— EXERCISE —
Report every line in the listing below where the string "core" shows up.

— INFORMATION SHOWN —
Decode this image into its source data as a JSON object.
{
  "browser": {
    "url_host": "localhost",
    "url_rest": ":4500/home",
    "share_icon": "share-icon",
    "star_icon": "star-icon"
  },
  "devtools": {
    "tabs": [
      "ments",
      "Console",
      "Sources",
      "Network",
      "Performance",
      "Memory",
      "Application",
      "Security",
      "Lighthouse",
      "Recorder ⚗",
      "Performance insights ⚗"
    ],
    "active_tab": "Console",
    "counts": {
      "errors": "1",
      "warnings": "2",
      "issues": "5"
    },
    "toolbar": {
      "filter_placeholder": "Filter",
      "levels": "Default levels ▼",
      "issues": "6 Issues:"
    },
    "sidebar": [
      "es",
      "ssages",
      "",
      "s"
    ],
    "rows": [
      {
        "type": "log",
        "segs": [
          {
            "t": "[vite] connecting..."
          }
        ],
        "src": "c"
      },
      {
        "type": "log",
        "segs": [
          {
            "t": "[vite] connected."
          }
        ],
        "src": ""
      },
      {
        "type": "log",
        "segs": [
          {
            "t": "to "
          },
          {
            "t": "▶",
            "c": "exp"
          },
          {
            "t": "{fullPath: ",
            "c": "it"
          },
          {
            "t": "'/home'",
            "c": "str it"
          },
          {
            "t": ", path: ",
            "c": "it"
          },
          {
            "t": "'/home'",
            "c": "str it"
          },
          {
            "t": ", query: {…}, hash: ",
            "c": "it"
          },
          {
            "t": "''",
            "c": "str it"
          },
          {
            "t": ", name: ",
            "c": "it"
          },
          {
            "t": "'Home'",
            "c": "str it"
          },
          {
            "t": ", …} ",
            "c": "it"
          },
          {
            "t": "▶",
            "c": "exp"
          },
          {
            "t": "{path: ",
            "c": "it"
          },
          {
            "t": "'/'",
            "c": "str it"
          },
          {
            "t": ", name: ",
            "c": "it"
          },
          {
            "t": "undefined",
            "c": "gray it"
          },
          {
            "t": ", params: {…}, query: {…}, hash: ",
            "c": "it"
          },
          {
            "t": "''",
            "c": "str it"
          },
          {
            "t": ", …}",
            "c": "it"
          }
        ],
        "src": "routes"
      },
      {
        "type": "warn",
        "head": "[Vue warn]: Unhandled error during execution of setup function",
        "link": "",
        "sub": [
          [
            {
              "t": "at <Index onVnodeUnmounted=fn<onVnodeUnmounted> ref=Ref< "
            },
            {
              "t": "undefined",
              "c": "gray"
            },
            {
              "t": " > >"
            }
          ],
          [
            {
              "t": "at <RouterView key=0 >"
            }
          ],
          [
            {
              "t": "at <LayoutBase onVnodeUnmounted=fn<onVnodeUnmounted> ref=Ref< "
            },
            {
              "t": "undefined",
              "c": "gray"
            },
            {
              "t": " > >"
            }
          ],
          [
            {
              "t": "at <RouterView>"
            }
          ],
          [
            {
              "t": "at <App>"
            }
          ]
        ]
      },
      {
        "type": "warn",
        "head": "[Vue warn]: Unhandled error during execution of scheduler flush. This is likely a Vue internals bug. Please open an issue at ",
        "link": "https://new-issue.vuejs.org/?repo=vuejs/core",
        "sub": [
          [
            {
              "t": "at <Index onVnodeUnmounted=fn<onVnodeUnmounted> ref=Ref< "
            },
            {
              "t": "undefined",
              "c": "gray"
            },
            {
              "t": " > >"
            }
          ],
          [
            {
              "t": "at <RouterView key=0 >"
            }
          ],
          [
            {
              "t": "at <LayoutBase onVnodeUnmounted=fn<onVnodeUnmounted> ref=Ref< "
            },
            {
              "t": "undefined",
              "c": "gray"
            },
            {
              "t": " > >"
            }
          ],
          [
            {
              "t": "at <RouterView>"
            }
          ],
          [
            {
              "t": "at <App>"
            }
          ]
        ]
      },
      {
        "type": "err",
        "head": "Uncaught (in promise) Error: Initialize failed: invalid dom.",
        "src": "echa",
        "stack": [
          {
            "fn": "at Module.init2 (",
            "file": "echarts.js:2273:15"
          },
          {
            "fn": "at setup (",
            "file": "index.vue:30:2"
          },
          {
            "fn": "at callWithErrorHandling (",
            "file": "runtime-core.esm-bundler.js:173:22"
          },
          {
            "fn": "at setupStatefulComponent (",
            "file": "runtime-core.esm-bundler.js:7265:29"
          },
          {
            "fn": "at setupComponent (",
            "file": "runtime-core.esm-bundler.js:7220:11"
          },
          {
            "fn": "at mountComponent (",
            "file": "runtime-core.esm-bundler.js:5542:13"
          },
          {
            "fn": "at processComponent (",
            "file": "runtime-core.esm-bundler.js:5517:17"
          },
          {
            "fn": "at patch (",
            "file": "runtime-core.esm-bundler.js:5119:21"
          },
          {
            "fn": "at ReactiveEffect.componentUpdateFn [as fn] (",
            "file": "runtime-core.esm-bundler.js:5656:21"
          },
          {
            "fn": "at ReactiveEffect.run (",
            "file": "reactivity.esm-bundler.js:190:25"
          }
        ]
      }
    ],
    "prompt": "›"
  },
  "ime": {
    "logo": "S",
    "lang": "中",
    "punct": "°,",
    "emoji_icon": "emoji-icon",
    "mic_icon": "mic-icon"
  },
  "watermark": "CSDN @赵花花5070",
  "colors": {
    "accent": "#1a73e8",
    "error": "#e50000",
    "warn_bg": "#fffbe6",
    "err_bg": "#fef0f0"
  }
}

— FINISHED TASK —
        "link": "https://new-issue.vuejs.org/?repo=vuejs/core",
            "file": "runtime-core.esm-bundler.js:173:22"
            "file": "runtime-core.esm-bundler.js:7265:29"
            "file": "runtime-core.esm-bundler.js:7220:11"
            "file": "runtime-core.esm-bundler.js:5542:13"
            "file": "runtime-core.esm-bundler.js:5517:17"
            "file": "runtime-core.esm-bundler.js:5119:21"
            "file": "runtime-core.esm-bundler.js:5656:21"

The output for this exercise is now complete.